__MATERIAL PROVIDED__.
- - - -
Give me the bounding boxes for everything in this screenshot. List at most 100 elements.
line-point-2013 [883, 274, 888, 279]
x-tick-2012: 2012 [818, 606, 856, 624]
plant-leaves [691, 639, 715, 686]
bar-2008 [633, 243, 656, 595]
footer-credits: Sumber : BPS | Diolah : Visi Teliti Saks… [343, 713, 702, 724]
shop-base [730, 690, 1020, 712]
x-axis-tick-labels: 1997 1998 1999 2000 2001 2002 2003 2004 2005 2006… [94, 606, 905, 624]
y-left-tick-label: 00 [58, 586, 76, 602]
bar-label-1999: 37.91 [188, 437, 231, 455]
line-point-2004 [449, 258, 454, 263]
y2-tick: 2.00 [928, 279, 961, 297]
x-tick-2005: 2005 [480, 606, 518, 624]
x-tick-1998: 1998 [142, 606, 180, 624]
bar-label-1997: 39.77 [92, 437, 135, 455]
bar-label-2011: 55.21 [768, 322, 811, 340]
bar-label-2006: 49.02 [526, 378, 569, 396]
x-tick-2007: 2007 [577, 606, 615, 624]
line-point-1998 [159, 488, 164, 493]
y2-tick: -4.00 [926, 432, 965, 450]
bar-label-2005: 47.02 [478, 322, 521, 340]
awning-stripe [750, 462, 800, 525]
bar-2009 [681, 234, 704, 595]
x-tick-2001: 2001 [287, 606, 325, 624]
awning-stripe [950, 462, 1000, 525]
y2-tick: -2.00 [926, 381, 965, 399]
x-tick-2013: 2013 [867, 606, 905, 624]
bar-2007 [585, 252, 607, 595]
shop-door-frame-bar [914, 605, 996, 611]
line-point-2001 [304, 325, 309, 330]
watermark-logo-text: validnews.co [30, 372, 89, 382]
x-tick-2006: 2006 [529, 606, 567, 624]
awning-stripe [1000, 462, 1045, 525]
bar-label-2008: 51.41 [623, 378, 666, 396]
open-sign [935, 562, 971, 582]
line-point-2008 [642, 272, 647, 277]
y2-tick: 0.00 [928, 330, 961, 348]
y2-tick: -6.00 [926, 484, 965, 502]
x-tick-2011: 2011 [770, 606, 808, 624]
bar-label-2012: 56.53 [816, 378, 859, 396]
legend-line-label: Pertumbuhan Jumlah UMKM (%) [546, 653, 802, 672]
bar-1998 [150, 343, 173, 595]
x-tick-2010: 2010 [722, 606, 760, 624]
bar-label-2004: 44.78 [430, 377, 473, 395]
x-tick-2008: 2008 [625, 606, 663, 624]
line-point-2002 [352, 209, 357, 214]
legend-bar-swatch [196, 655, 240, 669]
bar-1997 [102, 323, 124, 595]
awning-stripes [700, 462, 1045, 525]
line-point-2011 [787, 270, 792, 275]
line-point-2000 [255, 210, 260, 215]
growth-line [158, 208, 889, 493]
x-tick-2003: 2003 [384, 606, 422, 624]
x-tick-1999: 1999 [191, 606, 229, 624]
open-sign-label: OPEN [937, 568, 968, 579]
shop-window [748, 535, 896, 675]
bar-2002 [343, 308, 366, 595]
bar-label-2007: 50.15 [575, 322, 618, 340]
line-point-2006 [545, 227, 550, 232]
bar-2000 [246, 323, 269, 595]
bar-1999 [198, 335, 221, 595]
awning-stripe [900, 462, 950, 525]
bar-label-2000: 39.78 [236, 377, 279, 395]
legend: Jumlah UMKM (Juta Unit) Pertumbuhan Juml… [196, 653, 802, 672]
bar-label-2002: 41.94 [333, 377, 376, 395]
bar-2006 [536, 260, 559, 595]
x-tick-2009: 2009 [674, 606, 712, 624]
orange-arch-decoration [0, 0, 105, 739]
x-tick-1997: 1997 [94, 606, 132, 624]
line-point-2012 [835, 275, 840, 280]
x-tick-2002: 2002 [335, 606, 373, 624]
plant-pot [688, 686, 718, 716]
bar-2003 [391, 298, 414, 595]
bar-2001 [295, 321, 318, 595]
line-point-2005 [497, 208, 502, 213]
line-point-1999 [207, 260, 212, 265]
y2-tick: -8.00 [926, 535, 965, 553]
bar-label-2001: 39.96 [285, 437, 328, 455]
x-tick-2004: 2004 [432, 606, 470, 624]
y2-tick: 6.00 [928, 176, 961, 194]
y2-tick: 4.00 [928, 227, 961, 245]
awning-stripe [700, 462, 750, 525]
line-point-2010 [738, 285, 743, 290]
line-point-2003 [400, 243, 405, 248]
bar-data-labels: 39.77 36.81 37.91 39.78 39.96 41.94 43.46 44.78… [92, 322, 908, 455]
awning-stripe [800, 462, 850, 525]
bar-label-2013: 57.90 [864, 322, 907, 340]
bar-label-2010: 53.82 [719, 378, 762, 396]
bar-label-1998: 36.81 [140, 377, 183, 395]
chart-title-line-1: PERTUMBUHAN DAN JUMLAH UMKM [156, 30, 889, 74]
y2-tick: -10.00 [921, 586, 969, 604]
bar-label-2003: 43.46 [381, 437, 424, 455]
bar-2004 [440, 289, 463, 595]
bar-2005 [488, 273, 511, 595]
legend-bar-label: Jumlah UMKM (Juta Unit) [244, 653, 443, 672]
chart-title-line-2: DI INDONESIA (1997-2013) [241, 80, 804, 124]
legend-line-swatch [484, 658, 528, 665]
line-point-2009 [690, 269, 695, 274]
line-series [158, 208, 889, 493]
- - - -
__GIVEN PROBLEM__. Write out the listing again, replacing every "line-point" with "trend-marker" and leaving everything else unchanged.

__COMPLETE OUTPUT__.
Give me the bounding boxes for everything in this screenshot. List at most 100 elements.
trend-marker-2013 [883, 274, 888, 279]
x-tick-2012: 2012 [818, 606, 856, 624]
plant-leaves [691, 639, 715, 686]
bar-2008 [633, 243, 656, 595]
footer-credits: Sumber : BPS | Diolah : Visi Teliti Saks… [343, 713, 702, 724]
shop-base [730, 690, 1020, 712]
x-axis-tick-labels: 1997 1998 1999 2000 2001 2002 2003 2004 2005 2006… [94, 606, 905, 624]
y-left-tick-label: 00 [58, 586, 76, 602]
bar-label-1999: 37.91 [188, 437, 231, 455]
trend-marker-2004 [449, 258, 454, 263]
y2-tick: 2.00 [928, 279, 961, 297]
x-tick-2005: 2005 [480, 606, 518, 624]
x-tick-1998: 1998 [142, 606, 180, 624]
bar-label-1997: 39.77 [92, 437, 135, 455]
bar-label-2011: 55.21 [768, 322, 811, 340]
bar-label-2006: 49.02 [526, 378, 569, 396]
x-tick-2007: 2007 [577, 606, 615, 624]
trend-marker-1998 [159, 488, 164, 493]
y2-tick: -4.00 [926, 432, 965, 450]
bar-label-2005: 47.02 [478, 322, 521, 340]
awning-stripe [750, 462, 800, 525]
bar-2009 [681, 234, 704, 595]
x-tick-2001: 2001 [287, 606, 325, 624]
awning-stripe [950, 462, 1000, 525]
y2-tick: -2.00 [926, 381, 965, 399]
x-tick-2013: 2013 [867, 606, 905, 624]
bar-2007 [585, 252, 607, 595]
shop-door-frame-bar [914, 605, 996, 611]
trend-marker-2001 [304, 325, 309, 330]
watermark-logo-text: validnews.co [30, 372, 89, 382]
x-tick-2006: 2006 [529, 606, 567, 624]
awning-stripe [1000, 462, 1045, 525]
bar-label-2008: 51.41 [623, 378, 666, 396]
open-sign [935, 562, 971, 582]
trend-marker-2008 [642, 272, 647, 277]
y2-tick: 0.00 [928, 330, 961, 348]
y2-tick: -6.00 [926, 484, 965, 502]
x-tick-2011: 2011 [770, 606, 808, 624]
bar-label-2012: 56.53 [816, 378, 859, 396]
legend-line-label: Pertumbuhan Jumlah UMKM (%) [546, 653, 802, 672]
bar-1998 [150, 343, 173, 595]
x-tick-2010: 2010 [722, 606, 760, 624]
bar-label-2004: 44.78 [430, 377, 473, 395]
x-tick-2008: 2008 [625, 606, 663, 624]
trend-marker-2002 [352, 209, 357, 214]
legend-bar-swatch [196, 655, 240, 669]
bar-1997 [102, 323, 124, 595]
awning-stripes [700, 462, 1045, 525]
trend-marker-2011 [787, 270, 792, 275]
trend-marker-2000 [255, 210, 260, 215]
growth-line [158, 208, 889, 493]
x-tick-2003: 2003 [384, 606, 422, 624]
x-tick-1999: 1999 [191, 606, 229, 624]
open-sign-label: OPEN [937, 568, 968, 579]
shop-window [748, 535, 896, 675]
bar-2002 [343, 308, 366, 595]
bar-label-2007: 50.15 [575, 322, 618, 340]
trend-marker-2006 [545, 227, 550, 232]
bar-2000 [246, 323, 269, 595]
bar-1999 [198, 335, 221, 595]
awning-stripe [900, 462, 950, 525]
bar-label-2000: 39.78 [236, 377, 279, 395]
legend: Jumlah UMKM (Juta Unit) Pertumbuhan Juml… [196, 653, 802, 672]
bar-label-2002: 41.94 [333, 377, 376, 395]
bar-2006 [536, 260, 559, 595]
x-tick-2009: 2009 [674, 606, 712, 624]
orange-arch-decoration [0, 0, 105, 739]
x-tick-1997: 1997 [94, 606, 132, 624]
trend-marker-2012 [835, 275, 840, 280]
x-tick-2002: 2002 [335, 606, 373, 624]
plant-pot [688, 686, 718, 716]
bar-2003 [391, 298, 414, 595]
bar-2001 [295, 321, 318, 595]
trend-marker-2005 [497, 208, 502, 213]
trend-marker-1999 [207, 260, 212, 265]
y2-tick: -8.00 [926, 535, 965, 553]
bar-label-2001: 39.96 [285, 437, 328, 455]
x-tick-2004: 2004 [432, 606, 470, 624]
y2-tick: 6.00 [928, 176, 961, 194]
y2-tick: 4.00 [928, 227, 961, 245]
awning-stripe [700, 462, 750, 525]
trend-marker-2010 [738, 285, 743, 290]
trend-marker-2003 [400, 243, 405, 248]
bar-data-labels: 39.77 36.81 37.91 39.78 39.96 41.94 43.46 44.78… [92, 322, 908, 455]
awning-stripe [800, 462, 850, 525]
bar-label-2013: 57.90 [864, 322, 907, 340]
bar-label-2010: 53.82 [719, 378, 762, 396]
bar-label-1998: 36.81 [140, 377, 183, 395]
chart-title-line-1: PERTUMBUHAN DAN JUMLAH UMKM [156, 30, 889, 74]
y2-tick: -10.00 [921, 586, 969, 604]
bar-label-2003: 43.46 [381, 437, 424, 455]
bar-2004 [440, 289, 463, 595]
bar-2005 [488, 273, 511, 595]
legend-bar-label: Jumlah UMKM (Juta Unit) [244, 653, 443, 672]
chart-title-line-2: DI INDONESIA (1997-2013) [241, 80, 804, 124]
legend-line-swatch [484, 658, 528, 665]
trend-marker-2009 [690, 269, 695, 274]
line-series [158, 208, 889, 493]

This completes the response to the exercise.